▶ [Required action 1]: Please condense the paragraph of the mosquito study abstract below that begins "This study focusses on understanding" into a short bulleted list that keeps its main facts.
▶ [Required action 2]: Transcribe everything in the mosquito study abstract below from "This study focusses" down to "controlled laboratory environment.".

▶ [Document extract]:
════════
Assessing the impact of nutrition availability, competition and predation threat on survival and fitness of Aedes aegypti

Predation is regarded as a strong selective force acting on organisms in the wild. Organisms facing frequent threats of predation are expected to show adaptations that could minimize their risk of predation, but these adaptations come at a cost, usually reduced foraging success. Predators may thus impact prey populations and communities both lethally (direct) or non-lethally (indirect) and these two impacts are crucial for understanding any predator-prey interaction.

This study focusses on understanding how nutrition availability and intraspecific competition interact with risk of predation to induce non-lethal effects on prey life histories. Mosquitoes are an ideal model system for this study, given their complex life history and co-existence with diverse predatory arthropods and fishes in natural habitats. We report results of a factorial experiment involving three levels of nutrition and two larval densities in the presence and absence of non-lethal predation threat from Toxorhynchites rutilus larvae. Effects of different treatment combinations on survival, growth, and development of Aedes aegypti larvae through eclosion, and subsequent adult longevity and reproduction were recorded in a controlled laboratory environment. 

The results of preliminary analyses suggest that larval development rate is sensitive to varying levels of nutrition and competition but not to predation threat. However, when competition for resources is low, nutrition did not impact larval development rates and adult survival. In contrast, when exposed to high levels of intraspecific competition, fewer individuals managed to eclose in low nutrition conditions than in medium and high nutrition treatments. In particular, competition for resources impacted development rate, body mass, and survival of females more severely than male individuals. Further analyses of stored energy reserves (glycogen, protein, and lipids) using biochemical assays, behavior of larvae, and experiments assessing fecundity of adult mosquitoes across treatments are presently underway. Results from these analyses will be crucial to studying how different ecological factors in larval environment shape adult survival and reproduction.
════════
▶ [Data records]:
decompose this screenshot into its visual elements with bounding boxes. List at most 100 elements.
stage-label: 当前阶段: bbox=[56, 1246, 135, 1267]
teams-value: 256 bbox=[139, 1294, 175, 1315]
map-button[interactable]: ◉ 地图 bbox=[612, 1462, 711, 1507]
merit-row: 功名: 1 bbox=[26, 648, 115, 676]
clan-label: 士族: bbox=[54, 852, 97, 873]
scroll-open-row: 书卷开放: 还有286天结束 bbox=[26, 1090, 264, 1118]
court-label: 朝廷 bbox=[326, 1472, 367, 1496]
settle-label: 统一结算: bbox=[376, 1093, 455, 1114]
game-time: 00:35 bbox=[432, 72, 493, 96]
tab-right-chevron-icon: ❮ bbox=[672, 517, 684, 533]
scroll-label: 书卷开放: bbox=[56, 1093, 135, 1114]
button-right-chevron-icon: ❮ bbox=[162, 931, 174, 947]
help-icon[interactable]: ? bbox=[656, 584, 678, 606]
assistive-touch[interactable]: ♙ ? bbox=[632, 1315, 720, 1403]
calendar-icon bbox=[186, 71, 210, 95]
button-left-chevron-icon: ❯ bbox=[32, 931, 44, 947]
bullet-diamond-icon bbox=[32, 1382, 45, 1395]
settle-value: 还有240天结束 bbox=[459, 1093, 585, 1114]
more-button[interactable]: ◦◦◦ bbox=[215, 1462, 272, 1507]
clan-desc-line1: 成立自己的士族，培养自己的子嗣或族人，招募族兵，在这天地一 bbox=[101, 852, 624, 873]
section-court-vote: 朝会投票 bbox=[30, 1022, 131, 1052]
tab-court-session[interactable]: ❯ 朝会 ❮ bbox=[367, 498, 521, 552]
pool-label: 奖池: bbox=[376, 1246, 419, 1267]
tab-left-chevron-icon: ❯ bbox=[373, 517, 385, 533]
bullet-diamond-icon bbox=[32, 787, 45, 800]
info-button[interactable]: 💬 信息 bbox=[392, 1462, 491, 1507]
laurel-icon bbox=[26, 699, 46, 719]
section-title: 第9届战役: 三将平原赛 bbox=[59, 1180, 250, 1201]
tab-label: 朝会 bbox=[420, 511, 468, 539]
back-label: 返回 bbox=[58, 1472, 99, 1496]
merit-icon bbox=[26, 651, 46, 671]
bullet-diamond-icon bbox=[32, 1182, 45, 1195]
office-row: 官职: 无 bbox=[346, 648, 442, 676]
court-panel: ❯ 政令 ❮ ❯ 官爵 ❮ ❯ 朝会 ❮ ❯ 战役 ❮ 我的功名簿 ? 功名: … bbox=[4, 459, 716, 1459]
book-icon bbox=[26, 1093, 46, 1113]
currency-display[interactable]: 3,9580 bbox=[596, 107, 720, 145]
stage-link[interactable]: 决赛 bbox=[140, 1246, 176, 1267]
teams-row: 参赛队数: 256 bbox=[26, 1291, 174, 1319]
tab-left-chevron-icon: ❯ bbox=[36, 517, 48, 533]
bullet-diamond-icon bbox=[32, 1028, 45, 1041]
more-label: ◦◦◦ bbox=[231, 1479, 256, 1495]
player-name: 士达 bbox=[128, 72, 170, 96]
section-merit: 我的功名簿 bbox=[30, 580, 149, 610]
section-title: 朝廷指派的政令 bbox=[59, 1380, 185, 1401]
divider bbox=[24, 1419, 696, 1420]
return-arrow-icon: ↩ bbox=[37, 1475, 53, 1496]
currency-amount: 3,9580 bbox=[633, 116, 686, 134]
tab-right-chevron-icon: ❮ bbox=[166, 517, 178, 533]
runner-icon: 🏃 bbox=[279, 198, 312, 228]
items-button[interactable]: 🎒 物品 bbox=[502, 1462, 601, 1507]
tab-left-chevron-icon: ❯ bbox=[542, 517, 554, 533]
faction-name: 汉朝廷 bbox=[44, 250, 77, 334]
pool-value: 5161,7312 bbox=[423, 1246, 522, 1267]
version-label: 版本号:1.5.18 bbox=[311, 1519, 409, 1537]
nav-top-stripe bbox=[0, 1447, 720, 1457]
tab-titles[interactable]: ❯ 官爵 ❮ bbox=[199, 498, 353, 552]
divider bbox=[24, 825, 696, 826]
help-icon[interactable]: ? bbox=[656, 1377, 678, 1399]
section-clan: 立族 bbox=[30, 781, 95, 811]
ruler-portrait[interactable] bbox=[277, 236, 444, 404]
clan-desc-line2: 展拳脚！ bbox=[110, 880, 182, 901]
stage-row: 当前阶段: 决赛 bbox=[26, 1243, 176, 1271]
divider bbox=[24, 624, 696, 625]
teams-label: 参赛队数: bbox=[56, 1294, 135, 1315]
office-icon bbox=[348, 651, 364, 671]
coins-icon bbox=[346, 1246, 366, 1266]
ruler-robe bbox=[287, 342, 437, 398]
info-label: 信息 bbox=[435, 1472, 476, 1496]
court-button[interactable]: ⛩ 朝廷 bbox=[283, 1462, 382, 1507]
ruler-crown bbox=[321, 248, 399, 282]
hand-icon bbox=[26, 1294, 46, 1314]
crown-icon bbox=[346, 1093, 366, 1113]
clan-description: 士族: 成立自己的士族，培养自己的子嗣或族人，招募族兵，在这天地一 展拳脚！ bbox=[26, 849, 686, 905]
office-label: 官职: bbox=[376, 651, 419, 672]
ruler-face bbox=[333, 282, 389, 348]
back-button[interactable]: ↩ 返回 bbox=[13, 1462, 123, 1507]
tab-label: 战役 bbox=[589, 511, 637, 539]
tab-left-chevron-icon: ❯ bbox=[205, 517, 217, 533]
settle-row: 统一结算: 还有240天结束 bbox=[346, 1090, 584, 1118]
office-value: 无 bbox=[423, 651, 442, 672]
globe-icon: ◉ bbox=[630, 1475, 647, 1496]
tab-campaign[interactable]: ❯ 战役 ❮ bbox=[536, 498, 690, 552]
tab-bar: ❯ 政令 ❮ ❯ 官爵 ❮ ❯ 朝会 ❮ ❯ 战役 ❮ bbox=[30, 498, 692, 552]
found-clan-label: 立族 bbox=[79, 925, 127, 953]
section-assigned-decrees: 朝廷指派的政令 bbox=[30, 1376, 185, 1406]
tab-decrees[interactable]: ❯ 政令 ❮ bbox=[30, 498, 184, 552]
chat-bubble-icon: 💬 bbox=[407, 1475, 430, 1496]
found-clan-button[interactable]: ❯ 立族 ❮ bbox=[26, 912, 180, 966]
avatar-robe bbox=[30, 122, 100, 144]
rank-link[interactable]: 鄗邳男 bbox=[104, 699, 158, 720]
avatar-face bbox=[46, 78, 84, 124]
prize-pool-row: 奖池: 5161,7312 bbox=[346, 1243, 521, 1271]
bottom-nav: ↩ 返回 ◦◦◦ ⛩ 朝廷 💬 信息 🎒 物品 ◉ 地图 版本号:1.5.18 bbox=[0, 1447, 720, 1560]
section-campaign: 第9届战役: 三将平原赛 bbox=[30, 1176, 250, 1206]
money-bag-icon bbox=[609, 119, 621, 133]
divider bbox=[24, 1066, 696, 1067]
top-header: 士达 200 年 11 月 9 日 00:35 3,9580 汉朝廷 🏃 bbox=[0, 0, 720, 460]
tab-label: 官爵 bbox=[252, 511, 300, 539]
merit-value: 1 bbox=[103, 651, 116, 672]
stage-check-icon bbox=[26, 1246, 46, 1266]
════════
▶ [Task result 1]:
- Aim: to understand how nutrition availability and intraspecific competition interact with predation risk to cause non-lethal effects on prey life histories.
- Model system: mosquitoes, because of their complex life history and their coexistence with diverse predatory arthropods and fishes in natural habitats.
- Design: a factorial experiment with three nutrition levels and two larval densities, with and without non-lethal predation threat from Toxorhynchites rutilus larvae.
- Measures: survival, growth and development of Aedes aegypti larvae through eclosion, and later adult longevity and reproduction, all recorded in a controlled laboratory environment.

▶ [Task result 2]:
This study focusses on understanding how nutrition availability and intraspecific competition interact with risk of predation to induce non-lethal effects on prey life histories. Mosquitoes are an ideal model system for this study, given their complex life history and co-existence with diverse predatory arthropods and fishes in natural habitats. We report results of a factorial experiment involving three levels of nutrition and two larval densities in the presence and absence of non-lethal predation threat from Toxorhynchites rutilus larvae. Effects of different treatment combinations on survival, growth, and development of Aedes aegypti larvae through eclosion, and subsequent adult longevity and reproduction were recorded in a controlled laboratory environment.